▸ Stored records
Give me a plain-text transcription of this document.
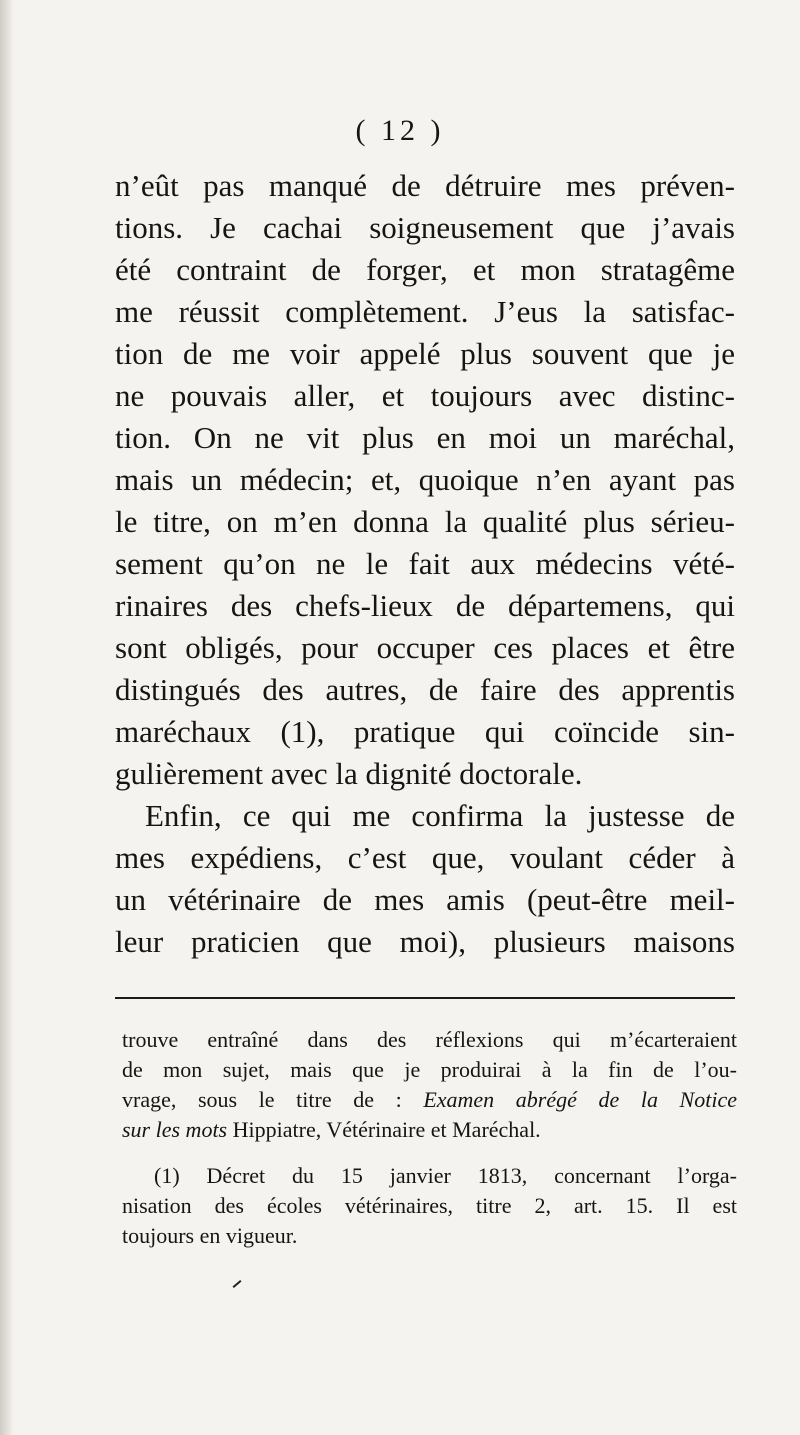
( 12 )
n’eût pas manqué de détruire mes préven-
tions. Je cachai soigneusement que j’avais
été contraint de forger, et mon stratagême
me réussit complètement. J’eus la satisfac-
tion de me voir appelé plus souvent que je
ne pouvais aller, et toujours avec distinc-
tion. On ne vit plus en moi un maréchal,
mais un médecin; et, quoique n’en ayant pas
le titre, on m’en donna la qualité plus sérieu-
sement qu’on ne le fait aux médecins vété-
rinaires des chefs-lieux de départemens, qui
sont obligés, pour occuper ces places et être
distingués des autres, de faire des apprentis
maréchaux (1), pratique qui coïncide sin-
gulièrement avec la dignité doctorale.
Enfin, ce qui me confirma la justesse de
mes expédiens, c’est que, voulant céder à
un vétérinaire de mes amis (peut-être meil-
leur praticien que moi), plusieurs maisons
trouve entraîné dans des réflexions qui m’écarteraient
de mon sujet, mais que je produirai à la fin de l’ou-
vrage, sous le titre de : Examen abrégé de la Notice
sur les mots Hippiatre, Vétérinaire et Maréchal.
(1) Décret du 15 janvier 1813, concernant l’orga-
nisation des écoles vétérinaires, titre 2, art. 15. Il est
toujours en vigueur.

▸ What to do
Read the lines above. Gather those in which the string "avec" is found.

▸ Problem solution
ne pouvais aller, et toujours avec distinc-
gulièrement avec la dignité doctorale.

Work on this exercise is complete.